begin

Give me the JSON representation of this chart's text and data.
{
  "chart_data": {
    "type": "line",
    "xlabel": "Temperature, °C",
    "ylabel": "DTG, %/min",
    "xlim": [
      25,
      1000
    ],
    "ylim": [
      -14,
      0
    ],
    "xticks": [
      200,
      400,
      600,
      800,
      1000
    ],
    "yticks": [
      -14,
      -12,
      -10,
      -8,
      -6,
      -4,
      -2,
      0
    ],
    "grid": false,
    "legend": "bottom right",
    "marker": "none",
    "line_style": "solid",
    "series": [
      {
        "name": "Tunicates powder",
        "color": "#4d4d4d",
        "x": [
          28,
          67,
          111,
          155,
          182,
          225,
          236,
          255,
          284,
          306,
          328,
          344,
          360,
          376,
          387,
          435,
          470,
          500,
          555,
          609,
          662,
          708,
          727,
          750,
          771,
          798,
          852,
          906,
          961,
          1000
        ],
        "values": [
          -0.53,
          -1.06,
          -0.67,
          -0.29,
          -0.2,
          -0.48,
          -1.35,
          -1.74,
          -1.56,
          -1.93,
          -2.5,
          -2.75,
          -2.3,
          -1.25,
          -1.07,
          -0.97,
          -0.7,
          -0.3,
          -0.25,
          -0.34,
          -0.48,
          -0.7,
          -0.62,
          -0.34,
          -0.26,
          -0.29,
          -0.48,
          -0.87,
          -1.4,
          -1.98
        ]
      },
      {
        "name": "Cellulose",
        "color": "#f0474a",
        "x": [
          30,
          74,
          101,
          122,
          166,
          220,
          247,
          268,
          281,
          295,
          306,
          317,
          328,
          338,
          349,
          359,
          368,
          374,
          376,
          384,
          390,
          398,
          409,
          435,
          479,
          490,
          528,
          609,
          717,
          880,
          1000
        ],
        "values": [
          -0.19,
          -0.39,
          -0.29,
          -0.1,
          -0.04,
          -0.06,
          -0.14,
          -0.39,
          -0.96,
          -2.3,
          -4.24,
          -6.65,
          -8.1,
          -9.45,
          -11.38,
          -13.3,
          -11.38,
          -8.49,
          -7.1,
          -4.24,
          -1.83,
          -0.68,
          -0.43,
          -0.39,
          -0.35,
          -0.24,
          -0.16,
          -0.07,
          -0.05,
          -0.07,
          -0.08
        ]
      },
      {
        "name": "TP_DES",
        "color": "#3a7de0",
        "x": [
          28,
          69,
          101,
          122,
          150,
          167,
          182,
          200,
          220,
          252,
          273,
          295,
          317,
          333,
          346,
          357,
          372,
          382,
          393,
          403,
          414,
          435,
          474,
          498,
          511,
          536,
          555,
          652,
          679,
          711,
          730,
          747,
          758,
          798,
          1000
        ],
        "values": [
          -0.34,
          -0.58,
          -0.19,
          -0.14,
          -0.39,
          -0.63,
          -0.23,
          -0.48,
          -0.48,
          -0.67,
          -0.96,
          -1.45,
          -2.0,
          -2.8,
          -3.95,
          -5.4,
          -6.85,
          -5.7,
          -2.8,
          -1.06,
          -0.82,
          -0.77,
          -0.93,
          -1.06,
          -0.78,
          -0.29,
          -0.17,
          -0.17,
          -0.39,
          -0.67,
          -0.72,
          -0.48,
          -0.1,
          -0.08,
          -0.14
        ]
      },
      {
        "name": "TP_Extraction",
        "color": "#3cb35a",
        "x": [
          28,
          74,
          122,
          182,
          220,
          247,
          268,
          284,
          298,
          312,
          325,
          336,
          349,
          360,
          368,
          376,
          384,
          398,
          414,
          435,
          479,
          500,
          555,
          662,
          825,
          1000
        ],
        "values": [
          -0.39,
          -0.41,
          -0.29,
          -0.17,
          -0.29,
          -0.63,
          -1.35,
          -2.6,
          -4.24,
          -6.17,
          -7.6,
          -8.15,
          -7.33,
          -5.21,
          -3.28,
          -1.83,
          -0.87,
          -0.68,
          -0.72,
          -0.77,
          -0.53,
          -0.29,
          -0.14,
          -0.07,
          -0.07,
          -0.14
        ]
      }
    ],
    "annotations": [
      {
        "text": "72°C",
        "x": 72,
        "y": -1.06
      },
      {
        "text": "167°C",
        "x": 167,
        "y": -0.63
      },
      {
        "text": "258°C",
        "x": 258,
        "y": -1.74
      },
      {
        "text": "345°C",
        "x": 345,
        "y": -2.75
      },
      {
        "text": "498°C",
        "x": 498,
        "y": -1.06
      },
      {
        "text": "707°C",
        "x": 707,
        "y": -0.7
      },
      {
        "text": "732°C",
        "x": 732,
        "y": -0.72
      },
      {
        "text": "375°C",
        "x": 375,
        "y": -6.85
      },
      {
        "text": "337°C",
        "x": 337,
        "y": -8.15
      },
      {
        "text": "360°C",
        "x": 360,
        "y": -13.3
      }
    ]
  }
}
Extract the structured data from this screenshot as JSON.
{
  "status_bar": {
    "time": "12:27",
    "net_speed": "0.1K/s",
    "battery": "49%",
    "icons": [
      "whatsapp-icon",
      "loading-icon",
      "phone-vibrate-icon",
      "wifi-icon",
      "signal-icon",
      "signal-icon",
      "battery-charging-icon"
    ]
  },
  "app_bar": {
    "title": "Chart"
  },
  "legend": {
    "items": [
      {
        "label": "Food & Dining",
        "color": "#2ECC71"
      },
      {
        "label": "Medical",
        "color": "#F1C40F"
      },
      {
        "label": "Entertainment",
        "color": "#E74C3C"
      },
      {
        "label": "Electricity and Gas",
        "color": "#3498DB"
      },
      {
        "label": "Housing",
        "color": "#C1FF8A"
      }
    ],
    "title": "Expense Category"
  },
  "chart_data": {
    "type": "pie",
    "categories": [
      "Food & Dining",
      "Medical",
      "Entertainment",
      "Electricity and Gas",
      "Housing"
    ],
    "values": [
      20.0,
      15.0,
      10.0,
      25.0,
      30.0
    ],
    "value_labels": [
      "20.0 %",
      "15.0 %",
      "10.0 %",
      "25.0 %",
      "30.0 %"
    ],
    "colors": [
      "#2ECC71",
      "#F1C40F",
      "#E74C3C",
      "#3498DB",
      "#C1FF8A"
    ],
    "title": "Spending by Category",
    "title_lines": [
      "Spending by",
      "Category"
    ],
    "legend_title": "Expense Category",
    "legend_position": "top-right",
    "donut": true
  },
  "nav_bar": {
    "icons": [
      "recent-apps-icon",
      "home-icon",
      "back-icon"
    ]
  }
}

end

Written problem:
From the data above, pick out each line containing "text" and copy it.

Solution to this task:
Give me the JSON representation of this chart's text and data.
        "text": "72°C",
        "text": "167°C",
        "text": "258°C",
        "text": "345°C",
        "text": "498°C",
        "text": "707°C",
        "text": "732°C",
        "text": "375°C",
        "text": "337°C",
        "text": "360°C",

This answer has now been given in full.